Scan the records below. List lines holding "content".

>> START

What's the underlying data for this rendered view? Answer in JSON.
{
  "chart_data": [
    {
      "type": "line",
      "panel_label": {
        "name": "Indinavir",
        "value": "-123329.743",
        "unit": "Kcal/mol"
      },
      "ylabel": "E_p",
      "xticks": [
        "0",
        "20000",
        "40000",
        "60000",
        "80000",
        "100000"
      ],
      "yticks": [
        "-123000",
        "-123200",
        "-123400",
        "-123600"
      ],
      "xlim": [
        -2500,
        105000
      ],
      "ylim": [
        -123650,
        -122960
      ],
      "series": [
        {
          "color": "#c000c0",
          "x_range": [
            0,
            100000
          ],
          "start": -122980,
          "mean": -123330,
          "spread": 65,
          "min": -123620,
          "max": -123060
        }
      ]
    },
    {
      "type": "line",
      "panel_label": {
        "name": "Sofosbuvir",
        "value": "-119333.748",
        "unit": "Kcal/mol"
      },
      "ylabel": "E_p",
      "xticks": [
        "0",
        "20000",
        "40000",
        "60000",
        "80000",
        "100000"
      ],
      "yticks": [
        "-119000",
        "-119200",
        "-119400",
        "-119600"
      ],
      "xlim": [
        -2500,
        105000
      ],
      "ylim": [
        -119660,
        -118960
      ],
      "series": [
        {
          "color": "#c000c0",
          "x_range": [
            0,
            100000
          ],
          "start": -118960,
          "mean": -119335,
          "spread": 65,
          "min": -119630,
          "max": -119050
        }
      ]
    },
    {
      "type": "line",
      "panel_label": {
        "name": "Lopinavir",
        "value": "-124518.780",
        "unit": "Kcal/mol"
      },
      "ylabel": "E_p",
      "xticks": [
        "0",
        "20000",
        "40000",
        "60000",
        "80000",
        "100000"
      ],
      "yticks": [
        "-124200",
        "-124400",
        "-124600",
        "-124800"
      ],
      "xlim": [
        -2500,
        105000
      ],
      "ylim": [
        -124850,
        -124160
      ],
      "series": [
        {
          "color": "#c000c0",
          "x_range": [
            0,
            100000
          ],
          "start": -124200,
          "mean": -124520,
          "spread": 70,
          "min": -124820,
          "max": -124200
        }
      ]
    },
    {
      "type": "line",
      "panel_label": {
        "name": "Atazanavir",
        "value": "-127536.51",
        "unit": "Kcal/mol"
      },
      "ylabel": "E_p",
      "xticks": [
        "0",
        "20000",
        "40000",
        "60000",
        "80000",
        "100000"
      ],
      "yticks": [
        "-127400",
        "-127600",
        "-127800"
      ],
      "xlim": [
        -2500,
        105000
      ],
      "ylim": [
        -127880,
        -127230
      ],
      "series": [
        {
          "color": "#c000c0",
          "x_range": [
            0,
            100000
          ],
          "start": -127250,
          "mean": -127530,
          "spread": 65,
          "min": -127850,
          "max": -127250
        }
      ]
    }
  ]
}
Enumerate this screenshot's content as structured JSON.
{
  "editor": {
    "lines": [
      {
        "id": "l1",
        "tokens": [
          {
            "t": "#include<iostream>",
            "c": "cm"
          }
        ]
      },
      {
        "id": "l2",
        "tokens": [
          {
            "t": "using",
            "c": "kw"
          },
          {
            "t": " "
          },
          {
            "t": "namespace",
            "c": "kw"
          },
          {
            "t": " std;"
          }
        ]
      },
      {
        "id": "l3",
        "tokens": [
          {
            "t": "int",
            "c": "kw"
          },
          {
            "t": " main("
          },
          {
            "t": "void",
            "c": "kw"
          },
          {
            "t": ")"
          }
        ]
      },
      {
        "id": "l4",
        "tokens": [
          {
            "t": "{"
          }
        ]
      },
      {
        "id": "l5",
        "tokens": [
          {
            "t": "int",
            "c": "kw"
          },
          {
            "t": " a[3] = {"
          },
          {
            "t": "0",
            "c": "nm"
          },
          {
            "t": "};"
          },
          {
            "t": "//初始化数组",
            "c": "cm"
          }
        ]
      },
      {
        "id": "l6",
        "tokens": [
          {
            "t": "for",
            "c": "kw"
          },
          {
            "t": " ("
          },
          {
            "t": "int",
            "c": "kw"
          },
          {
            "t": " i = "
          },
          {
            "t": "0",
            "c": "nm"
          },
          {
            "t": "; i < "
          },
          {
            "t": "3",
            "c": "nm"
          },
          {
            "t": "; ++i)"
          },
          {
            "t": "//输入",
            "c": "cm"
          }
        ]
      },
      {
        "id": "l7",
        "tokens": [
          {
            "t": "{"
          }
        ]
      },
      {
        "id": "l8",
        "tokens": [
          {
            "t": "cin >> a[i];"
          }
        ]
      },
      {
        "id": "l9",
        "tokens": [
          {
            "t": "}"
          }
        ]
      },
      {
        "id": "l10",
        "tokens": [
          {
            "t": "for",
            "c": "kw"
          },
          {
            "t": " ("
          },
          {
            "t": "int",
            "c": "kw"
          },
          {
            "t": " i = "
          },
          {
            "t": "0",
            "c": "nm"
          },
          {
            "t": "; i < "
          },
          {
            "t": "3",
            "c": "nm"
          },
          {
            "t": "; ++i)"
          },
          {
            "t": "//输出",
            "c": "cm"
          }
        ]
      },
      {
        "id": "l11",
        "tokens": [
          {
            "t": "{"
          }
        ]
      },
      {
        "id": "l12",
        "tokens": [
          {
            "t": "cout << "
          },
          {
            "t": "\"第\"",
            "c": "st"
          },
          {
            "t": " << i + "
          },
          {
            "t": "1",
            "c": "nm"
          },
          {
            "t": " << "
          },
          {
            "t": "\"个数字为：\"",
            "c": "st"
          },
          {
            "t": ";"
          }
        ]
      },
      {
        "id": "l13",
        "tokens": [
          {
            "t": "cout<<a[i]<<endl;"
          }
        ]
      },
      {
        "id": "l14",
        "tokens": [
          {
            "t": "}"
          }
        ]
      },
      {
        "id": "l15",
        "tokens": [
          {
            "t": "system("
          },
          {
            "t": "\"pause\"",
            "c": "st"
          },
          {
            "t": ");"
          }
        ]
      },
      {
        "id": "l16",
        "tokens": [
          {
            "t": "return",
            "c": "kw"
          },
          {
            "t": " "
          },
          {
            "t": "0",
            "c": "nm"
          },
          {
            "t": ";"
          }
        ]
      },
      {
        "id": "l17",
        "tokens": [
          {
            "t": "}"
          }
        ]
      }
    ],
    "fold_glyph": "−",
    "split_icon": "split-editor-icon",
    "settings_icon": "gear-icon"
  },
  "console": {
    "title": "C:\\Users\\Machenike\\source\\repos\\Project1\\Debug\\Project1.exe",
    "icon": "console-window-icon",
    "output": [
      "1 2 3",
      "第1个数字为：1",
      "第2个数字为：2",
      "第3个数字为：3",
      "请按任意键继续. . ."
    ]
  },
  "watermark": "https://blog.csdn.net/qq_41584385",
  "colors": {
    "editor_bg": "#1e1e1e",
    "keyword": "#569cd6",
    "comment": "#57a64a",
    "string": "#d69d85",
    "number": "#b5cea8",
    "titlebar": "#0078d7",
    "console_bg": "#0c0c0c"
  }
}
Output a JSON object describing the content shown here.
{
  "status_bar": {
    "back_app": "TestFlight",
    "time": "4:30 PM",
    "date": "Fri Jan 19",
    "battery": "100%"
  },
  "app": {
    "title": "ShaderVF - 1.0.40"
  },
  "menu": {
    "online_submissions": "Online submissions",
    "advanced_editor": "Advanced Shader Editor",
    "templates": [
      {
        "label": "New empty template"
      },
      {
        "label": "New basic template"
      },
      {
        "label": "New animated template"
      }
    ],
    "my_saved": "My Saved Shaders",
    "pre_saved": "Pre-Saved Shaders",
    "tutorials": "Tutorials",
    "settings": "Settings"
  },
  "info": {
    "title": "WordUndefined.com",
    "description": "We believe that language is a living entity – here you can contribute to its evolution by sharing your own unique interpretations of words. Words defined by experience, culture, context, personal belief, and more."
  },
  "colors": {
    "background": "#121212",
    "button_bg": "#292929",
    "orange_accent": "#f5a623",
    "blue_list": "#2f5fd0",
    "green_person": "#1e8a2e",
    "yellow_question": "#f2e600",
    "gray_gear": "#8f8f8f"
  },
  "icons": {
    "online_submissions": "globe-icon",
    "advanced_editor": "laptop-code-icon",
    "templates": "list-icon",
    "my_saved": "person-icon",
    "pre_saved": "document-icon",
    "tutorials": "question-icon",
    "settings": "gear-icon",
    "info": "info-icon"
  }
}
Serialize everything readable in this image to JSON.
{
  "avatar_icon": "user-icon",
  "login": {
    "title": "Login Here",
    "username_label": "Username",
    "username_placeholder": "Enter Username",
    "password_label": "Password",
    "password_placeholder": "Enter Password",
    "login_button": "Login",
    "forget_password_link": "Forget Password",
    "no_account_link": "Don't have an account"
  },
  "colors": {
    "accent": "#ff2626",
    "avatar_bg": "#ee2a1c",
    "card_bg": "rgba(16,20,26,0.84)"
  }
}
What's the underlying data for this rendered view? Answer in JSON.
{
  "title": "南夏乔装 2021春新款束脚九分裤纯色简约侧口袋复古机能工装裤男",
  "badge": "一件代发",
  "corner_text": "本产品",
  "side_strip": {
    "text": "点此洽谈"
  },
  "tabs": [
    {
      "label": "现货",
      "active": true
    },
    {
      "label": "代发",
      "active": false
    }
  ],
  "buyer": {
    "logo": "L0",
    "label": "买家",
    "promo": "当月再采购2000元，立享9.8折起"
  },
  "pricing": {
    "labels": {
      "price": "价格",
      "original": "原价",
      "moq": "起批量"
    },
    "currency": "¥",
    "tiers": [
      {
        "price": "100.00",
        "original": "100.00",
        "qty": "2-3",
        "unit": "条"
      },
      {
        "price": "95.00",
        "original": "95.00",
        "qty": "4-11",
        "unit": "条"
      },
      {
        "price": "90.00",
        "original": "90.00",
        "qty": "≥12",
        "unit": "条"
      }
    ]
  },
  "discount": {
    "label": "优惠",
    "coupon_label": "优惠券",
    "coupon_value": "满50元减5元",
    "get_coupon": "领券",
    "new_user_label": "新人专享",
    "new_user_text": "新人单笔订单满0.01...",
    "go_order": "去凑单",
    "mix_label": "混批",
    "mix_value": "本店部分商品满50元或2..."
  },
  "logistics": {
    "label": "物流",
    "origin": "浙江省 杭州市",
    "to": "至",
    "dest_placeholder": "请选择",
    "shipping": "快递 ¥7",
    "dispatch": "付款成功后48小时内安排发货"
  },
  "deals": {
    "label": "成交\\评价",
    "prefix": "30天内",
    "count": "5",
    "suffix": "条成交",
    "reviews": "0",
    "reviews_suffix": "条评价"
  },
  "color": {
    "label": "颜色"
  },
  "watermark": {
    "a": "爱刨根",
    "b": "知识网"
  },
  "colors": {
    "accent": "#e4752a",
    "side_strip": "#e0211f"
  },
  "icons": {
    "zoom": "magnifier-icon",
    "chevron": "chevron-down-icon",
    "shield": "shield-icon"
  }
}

>> END

Task output>
Enumerate this screenshot's content as structured JSON.
Output a JSON object describing the content shown here.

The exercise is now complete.